* Set task
Pick every line from the data that holds the word "JSON".

Figure content listings:
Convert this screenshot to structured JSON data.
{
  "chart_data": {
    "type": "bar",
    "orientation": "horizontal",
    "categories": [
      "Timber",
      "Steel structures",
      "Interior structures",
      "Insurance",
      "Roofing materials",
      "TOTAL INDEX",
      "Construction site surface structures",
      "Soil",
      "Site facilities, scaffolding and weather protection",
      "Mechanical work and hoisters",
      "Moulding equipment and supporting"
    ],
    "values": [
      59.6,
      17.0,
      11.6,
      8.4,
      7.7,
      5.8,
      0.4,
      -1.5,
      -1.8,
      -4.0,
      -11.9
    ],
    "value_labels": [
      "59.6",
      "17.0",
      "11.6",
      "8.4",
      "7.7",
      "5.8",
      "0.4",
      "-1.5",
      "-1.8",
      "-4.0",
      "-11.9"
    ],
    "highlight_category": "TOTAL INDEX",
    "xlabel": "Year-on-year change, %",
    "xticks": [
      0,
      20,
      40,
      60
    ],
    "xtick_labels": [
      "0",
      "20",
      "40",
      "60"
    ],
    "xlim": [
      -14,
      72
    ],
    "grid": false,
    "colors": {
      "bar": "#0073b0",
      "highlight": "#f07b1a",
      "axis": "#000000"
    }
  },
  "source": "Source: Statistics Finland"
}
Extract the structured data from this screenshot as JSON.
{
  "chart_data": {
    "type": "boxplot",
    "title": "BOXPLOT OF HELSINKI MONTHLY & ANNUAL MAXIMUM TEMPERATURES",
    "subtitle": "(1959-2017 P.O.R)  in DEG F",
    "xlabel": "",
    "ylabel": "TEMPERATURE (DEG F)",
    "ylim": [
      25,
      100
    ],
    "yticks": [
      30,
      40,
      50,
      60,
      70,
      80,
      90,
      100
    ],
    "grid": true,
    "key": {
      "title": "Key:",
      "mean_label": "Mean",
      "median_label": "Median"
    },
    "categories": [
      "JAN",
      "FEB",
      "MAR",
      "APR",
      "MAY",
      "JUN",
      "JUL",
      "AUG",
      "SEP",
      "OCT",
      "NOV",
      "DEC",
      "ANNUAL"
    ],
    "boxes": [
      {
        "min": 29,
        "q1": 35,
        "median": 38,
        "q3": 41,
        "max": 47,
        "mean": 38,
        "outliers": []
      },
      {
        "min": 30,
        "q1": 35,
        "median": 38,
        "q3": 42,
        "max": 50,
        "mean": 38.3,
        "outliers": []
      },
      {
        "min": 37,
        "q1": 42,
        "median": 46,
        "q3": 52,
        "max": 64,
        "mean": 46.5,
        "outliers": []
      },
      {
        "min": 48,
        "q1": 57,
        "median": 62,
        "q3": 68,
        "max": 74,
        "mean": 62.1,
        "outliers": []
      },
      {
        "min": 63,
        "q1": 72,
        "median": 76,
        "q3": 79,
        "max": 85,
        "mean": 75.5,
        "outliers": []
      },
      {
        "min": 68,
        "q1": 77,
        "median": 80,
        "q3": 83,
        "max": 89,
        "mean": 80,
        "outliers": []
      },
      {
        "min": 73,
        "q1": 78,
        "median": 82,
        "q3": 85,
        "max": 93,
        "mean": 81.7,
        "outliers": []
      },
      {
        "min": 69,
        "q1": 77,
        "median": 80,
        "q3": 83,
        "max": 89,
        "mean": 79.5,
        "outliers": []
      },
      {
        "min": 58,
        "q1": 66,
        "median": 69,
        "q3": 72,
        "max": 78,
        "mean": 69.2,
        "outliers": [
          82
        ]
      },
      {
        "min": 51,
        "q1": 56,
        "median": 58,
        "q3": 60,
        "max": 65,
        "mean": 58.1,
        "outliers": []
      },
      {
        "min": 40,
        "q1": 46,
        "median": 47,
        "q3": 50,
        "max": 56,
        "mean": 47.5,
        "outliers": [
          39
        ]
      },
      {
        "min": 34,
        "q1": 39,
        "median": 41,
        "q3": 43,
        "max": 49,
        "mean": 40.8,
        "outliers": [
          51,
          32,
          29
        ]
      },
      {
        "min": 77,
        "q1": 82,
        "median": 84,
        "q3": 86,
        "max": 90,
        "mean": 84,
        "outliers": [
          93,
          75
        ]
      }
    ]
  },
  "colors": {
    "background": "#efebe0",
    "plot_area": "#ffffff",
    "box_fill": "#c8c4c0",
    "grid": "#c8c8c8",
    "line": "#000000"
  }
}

* Solution to this exercise
Convert this screenshot to structured JSON data.
Extract the structured data from this screenshot as JSON.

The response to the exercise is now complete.